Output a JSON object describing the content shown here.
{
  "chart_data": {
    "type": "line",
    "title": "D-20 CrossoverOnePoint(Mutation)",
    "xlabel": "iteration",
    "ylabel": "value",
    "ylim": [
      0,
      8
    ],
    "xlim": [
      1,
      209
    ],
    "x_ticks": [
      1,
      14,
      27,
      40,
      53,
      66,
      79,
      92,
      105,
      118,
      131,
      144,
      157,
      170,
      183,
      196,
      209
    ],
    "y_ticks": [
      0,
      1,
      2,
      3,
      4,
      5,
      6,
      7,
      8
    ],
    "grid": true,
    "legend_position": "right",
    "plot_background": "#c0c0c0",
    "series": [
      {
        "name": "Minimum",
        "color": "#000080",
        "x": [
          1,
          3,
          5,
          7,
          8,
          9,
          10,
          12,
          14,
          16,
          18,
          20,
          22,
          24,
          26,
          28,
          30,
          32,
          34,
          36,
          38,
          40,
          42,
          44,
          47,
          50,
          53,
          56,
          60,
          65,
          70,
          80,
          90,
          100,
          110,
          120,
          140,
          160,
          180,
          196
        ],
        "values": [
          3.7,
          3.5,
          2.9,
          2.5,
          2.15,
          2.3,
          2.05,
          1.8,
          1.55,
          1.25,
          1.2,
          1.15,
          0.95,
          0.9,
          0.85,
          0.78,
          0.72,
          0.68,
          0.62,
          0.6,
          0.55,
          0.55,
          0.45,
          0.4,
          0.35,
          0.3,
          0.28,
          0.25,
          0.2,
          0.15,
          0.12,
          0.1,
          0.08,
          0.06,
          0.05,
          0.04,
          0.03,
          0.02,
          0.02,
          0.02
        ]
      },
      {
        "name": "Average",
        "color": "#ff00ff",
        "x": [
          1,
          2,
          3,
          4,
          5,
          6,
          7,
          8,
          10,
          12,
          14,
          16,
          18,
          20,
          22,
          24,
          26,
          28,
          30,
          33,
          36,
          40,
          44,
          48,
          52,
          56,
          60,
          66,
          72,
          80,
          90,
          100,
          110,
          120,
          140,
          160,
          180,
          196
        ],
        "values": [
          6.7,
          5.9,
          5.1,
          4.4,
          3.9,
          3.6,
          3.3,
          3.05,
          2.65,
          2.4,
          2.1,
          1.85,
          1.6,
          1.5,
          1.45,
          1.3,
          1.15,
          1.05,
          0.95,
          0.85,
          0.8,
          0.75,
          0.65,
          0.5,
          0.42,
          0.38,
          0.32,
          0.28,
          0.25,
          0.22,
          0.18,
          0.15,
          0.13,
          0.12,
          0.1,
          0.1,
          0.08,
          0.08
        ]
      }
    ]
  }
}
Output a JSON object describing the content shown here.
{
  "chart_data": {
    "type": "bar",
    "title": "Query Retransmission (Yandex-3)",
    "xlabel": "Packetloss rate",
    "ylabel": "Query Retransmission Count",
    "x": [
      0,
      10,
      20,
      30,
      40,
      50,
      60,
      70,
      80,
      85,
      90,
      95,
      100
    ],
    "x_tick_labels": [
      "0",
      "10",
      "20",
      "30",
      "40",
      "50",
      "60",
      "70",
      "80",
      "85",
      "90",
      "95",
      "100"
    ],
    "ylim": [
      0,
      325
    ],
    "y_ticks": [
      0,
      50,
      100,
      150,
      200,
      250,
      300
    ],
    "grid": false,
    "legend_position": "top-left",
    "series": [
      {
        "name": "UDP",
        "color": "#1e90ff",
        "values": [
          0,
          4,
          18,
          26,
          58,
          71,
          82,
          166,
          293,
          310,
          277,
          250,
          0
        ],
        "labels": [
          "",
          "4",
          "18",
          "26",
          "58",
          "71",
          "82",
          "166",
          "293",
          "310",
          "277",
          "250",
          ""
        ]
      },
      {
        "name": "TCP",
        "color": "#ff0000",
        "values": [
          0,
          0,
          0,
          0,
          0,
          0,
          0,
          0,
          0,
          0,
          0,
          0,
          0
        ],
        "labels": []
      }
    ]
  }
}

------------------------

• [INSTRUCTION]: Copy whichever lines in the listing above contain the word "xlabel".

• [THE RESPONSE]:
    "xlabel": "iteration",
    "xlabel": "Packetloss rate",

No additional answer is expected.